Task objective:
Print, exactly and completely, every entry in the data.

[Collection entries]
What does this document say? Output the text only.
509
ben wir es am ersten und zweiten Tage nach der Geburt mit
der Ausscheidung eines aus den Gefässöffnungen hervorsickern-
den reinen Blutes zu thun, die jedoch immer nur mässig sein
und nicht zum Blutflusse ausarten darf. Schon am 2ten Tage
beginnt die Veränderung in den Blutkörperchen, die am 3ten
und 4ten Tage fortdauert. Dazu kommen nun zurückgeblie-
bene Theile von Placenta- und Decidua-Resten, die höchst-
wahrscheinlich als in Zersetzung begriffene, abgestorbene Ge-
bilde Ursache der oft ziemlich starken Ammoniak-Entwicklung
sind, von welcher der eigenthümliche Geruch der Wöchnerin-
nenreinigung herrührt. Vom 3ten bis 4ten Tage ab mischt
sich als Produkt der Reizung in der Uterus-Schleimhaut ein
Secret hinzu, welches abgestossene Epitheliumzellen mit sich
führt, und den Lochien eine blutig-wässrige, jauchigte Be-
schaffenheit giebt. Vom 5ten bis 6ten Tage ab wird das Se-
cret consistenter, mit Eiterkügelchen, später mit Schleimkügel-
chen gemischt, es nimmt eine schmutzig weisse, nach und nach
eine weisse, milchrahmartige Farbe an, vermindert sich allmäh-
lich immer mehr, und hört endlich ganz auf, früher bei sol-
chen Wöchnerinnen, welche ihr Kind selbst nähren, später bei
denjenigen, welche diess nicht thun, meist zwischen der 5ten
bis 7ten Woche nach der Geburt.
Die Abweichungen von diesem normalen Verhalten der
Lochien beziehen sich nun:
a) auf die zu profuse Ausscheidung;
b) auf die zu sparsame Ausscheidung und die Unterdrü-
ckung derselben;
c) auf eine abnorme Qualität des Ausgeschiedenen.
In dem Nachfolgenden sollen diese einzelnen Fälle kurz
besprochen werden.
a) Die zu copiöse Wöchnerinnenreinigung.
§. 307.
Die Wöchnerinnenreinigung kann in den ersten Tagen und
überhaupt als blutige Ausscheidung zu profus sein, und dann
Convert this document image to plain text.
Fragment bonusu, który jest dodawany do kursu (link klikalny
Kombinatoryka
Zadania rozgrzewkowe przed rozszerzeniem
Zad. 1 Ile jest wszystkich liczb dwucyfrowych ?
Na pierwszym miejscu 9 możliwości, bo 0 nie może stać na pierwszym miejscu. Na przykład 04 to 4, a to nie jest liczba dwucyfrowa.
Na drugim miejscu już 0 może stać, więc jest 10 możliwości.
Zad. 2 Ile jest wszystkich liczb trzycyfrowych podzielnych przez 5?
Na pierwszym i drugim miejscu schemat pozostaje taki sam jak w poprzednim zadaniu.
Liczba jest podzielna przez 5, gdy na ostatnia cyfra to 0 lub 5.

Worked answer:
What does this document say? Output the text only.
509
ben wir es am ersten und zweiten Tage nach der Geburt mit
der Ausscheidung eines aus den Gefässöffnungen hervorsickern-
den reinen Blutes zu thun, die jedoch immer nur mässig sein
und nicht zum Blutflusse ausarten darf. Schon am 2ten Tage
beginnt die Veränderung in den Blutkörperchen, die am 3ten
und 4ten Tage fortdauert. Dazu kommen nun zurückgeblie-
bene Theile von Placenta- und Decidua-Resten, die höchst-
wahrscheinlich als in Zersetzung begriffene, abgestorbene Ge-
bilde Ursache der oft ziemlich starken Ammoniak-Entwicklung
sind, von welcher der eigenthümliche Geruch der Wöchnerin-
nenreinigung herrührt. Vom 3ten bis 4ten Tage ab mischt
sich als Produkt der Reizung in der Uterus-Schleimhaut ein
Secret hinzu, welches abgestossene Epitheliumzellen mit sich
führt, und den Lochien eine blutig-wässrige, jauchigte Be-
schaffenheit giebt. Vom 5ten bis 6ten Tage ab wird das Se-
cret consistenter, mit Eiterkügelchen, später mit Schleimkügel-
chen gemischt, es nimmt eine schmutzig weisse, nach und nach
eine weisse, milchrahmartige Farbe an, vermindert sich allmäh-
lich immer mehr, und hört endlich ganz auf, früher bei sol-
chen Wöchnerinnen, welche ihr Kind selbst nähren, später bei
denjenigen, welche diess nicht thun, meist zwischen der 5ten
bis 7ten Woche nach der Geburt.
Die Abweichungen von diesem normalen Verhalten der
Lochien beziehen sich nun:
a) auf die zu profuse Ausscheidung;
b) auf die zu sparsame Ausscheidung und die Unterdrü-
ckung derselben;
c) auf eine abnorme Qualität des Ausgeschiedenen.
In dem Nachfolgenden sollen diese einzelnen Fälle kurz
besprochen werden.
a) Die zu copiöse Wöchnerinnenreinigung.
§. 307.
Die Wöchnerinnenreinigung kann in den ersten Tagen und
überhaupt als blutige Ausscheidung zu profus sein, und dann
Convert this document image to plain text.
Fragment bonusu, który jest dodawany do kursu (link klikalny
Kombinatoryka
Zadania rozgrzewkowe przed rozszerzeniem
Zad. 1 Ile jest wszystkich liczb dwucyfrowych ?
Na pierwszym miejscu 9 możliwości, bo 0 nie może stać na pierwszym miejscu. Na przykład 04 to 4, a to nie jest liczba dwucyfrowa.
Na drugim miejscu już 0 może stać, więc jest 10 możliwości.
Zad. 2 Ile jest wszystkich liczb trzycyfrowych podzielnych przez 5?
Na pierwszym i drugim miejscu schemat pozostaje taki sam jak w poprzednim zadaniu.
Liczba jest podzielna przez 5, gdy na ostatnia cyfra to 0 lub 5.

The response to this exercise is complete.